Given information:
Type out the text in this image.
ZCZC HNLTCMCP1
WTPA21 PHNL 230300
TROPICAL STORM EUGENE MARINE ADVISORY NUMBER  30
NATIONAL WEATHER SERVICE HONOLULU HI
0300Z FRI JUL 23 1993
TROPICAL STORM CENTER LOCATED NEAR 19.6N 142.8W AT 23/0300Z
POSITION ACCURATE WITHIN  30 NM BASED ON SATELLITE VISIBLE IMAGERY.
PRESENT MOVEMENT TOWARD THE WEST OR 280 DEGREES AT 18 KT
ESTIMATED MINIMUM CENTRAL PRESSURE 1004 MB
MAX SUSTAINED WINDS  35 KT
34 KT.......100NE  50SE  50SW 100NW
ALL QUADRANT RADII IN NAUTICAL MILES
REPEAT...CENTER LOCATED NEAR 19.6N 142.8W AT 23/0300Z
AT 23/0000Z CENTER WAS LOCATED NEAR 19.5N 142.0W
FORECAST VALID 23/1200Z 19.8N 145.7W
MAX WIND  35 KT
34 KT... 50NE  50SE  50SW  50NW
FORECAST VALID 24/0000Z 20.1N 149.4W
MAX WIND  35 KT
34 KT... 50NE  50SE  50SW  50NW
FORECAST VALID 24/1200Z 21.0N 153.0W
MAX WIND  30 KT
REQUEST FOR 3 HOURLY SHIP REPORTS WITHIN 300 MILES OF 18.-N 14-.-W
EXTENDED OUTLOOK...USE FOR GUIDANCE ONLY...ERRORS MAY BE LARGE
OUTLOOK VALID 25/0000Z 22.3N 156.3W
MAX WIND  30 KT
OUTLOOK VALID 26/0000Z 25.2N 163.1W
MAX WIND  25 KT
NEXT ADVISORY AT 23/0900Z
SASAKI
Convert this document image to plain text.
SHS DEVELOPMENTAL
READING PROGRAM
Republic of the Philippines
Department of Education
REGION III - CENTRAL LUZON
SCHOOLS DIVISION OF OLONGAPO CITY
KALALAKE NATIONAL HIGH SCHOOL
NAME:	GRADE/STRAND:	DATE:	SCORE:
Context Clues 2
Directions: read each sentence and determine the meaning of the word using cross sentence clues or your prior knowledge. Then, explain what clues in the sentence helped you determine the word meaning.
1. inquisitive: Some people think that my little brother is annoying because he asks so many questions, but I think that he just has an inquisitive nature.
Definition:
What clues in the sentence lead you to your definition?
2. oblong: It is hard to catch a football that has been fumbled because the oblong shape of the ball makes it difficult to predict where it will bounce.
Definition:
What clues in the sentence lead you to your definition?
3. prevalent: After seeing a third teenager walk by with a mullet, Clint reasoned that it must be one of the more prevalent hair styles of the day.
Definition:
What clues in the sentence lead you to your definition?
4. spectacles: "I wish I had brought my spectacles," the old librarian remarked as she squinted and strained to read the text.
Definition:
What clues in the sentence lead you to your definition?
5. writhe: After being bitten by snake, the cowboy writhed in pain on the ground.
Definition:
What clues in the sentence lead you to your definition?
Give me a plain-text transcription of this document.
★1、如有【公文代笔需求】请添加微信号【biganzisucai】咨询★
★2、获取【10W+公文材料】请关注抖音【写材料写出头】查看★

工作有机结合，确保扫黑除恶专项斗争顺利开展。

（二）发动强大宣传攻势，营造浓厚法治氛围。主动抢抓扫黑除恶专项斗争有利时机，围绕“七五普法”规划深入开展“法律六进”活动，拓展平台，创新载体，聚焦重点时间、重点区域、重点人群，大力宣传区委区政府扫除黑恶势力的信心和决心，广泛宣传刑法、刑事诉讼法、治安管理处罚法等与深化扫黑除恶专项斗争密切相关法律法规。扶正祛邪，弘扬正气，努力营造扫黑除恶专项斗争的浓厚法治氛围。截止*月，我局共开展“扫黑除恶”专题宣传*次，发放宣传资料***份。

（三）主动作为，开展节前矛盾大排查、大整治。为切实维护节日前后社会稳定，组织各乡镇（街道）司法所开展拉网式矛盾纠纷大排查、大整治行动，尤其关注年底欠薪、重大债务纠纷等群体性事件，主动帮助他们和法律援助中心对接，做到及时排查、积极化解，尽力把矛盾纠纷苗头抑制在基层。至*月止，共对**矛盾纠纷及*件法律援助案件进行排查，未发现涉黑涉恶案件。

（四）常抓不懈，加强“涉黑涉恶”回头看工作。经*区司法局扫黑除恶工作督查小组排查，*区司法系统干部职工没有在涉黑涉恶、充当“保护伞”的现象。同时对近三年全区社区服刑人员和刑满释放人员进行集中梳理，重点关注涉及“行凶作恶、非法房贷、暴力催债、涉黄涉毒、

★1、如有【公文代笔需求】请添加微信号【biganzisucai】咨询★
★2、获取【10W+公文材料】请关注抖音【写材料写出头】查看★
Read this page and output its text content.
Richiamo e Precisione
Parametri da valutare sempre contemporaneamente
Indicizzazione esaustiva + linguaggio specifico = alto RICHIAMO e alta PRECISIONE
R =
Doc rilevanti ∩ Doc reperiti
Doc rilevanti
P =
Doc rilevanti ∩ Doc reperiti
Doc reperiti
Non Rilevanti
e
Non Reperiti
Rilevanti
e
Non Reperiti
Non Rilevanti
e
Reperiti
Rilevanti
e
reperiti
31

Stated goal: Please quote the records above exactly, without skipping a line.

Exercise answer:
Type out the text in this image.
ZCZC HNLTCMCP1
WTPA21 PHNL 230300
TROPICAL STORM EUGENE MARINE ADVISORY NUMBER  30
NATIONAL WEATHER SERVICE HONOLULU HI
0300Z FRI JUL 23 1993
TROPICAL STORM CENTER LOCATED NEAR 19.6N 142.8W AT 23/0300Z
POSITION ACCURATE WITHIN  30 NM BASED ON SATELLITE VISIBLE IMAGERY.
PRESENT MOVEMENT TOWARD THE WEST OR 280 DEGREES AT 18 KT
ESTIMATED MINIMUM CENTRAL PRESSURE 1004 MB
MAX SUSTAINED WINDS  35 KT
34 KT.......100NE  50SE  50SW 100NW
ALL QUADRANT RADII IN NAUTICAL MILES
REPEAT...CENTER LOCATED NEAR 19.6N 142.8W AT 23/0300Z
AT 23/0000Z CENTER WAS LOCATED NEAR 19.5N 142.0W
FORECAST VALID 23/1200Z 19.8N 145.7W
MAX WIND  35 KT
34 KT... 50NE  50SE  50SW  50NW
FORECAST VALID 24/0000Z 20.1N 149.4W
MAX WIND  35 KT
34 KT... 50NE  50SE  50SW  50NW
FORECAST VALID 24/1200Z 21.0N 153.0W
MAX WIND  30 KT
REQUEST FOR 3 HOURLY SHIP REPORTS WITHIN 300 MILES OF 18.-N 14-.-W
EXTENDED OUTLOOK...USE FOR GUIDANCE ONLY...ERRORS MAY BE LARGE
OUTLOOK VALID 25/0000Z 22.3N 156.3W
MAX WIND  30 KT
OUTLOOK VALID 26/0000Z 25.2N 163.1W
MAX WIND  25 KT
NEXT ADVISORY AT 23/0900Z
SASAKI
Convert this document image to plain text.
SHS DEVELOPMENTAL
READING PROGRAM
Republic of the Philippines
Department of Education
REGION III - CENTRAL LUZON
SCHOOLS DIVISION OF OLONGAPO CITY
KALALAKE NATIONAL HIGH SCHOOL
NAME:	GRADE/STRAND:	DATE:	SCORE:
Context Clues 2
Directions: read each sentence and determine the meaning of the word using cross sentence clues or your prior knowledge. Then, explain what clues in the sentence helped you determine the word meaning.
1. inquisitive: Some people think that my little brother is annoying because he asks so many questions, but I think that he just has an inquisitive nature.
Definition:
What clues in the sentence lead you to your definition?
2. oblong: It is hard to catch a football that has been fumbled because the oblong shape of the ball makes it difficult to predict where it will bounce.
Definition:
What clues in the sentence lead you to your definition?
3. prevalent: After seeing a third teenager walk by with a mullet, Clint reasoned that it must be one of the more prevalent hair styles of the day.
Definition:
What clues in the sentence lead you to your definition?
4. spectacles: "I wish I had brought my spectacles," the old librarian remarked as she squinted and strained to read the text.
Definition:
What clues in the sentence lead you to your definition?
5. writhe: After being bitten by snake, the cowboy writhed in pain on the ground.
Definition:
What clues in the sentence lead you to your definition?
Give me a plain-text transcription of this document.
★1、如有【公文代笔需求】请添加微信号【biganzisucai】咨询★
★2、获取【10W+公文材料】请关注抖音【写材料写出头】查看★

工作有机结合，确保扫黑除恶专项斗争顺利开展。

（二）发动强大宣传攻势，营造浓厚法治氛围。主动抢抓扫黑除恶专项斗争有利时机，围绕“七五普法”规划深入开展“法律六进”活动，拓展平台，创新载体，聚焦重点时间、重点区域、重点人群，大力宣传区委区政府扫除黑恶势力的信心和决心，广泛宣传刑法、刑事诉讼法、治安管理处罚法等与深化扫黑除恶专项斗争密切相关法律法规。扶正祛邪，弘扬正气，努力营造扫黑除恶专项斗争的浓厚法治氛围。截止*月，我局共开展“扫黑除恶”专题宣传*次，发放宣传资料***份。

（三）主动作为，开展节前矛盾大排查、大整治。为切实维护节日前后社会稳定，组织各乡镇（街道）司法所开展拉网式矛盾纠纷大排查、大整治行动，尤其关注年底欠薪、重大债务纠纷等群体性事件，主动帮助他们和法律援助中心对接，做到及时排查、积极化解，尽力把矛盾纠纷苗头抑制在基层。至*月止，共对**矛盾纠纷及*件法律援助案件进行排查，未发现涉黑涉恶案件。

（四）常抓不懈，加强“涉黑涉恶”回头看工作。经*区司法局扫黑除恶工作督查小组排查，*区司法系统干部职工没有在涉黑涉恶、充当“保护伞”的现象。同时对近三年全区社区服刑人员和刑满释放人员进行集中梳理，重点关注涉及“行凶作恶、非法房贷、暴力催债、涉黄涉毒、

★1、如有【公文代笔需求】请添加微信号【biganzisucai】咨询★
★2、获取【10W+公文材料】请关注抖音【写材料写出头】查看★
Read this page and output its text content.
Richiamo e Precisione
Parametri da valutare sempre contemporaneamente
Indicizzazione esaustiva + linguaggio specifico = alto RICHIAMO e alta PRECISIONE
R =
Doc rilevanti ∩ Doc reperiti
Doc rilevanti
P =
Doc rilevanti ∩ Doc reperiti
Doc reperiti
Non Rilevanti
e
Non Reperiti
Rilevanti
e
Non Reperiti
Non Rilevanti
e
Reperiti
Rilevanti
e
reperiti
31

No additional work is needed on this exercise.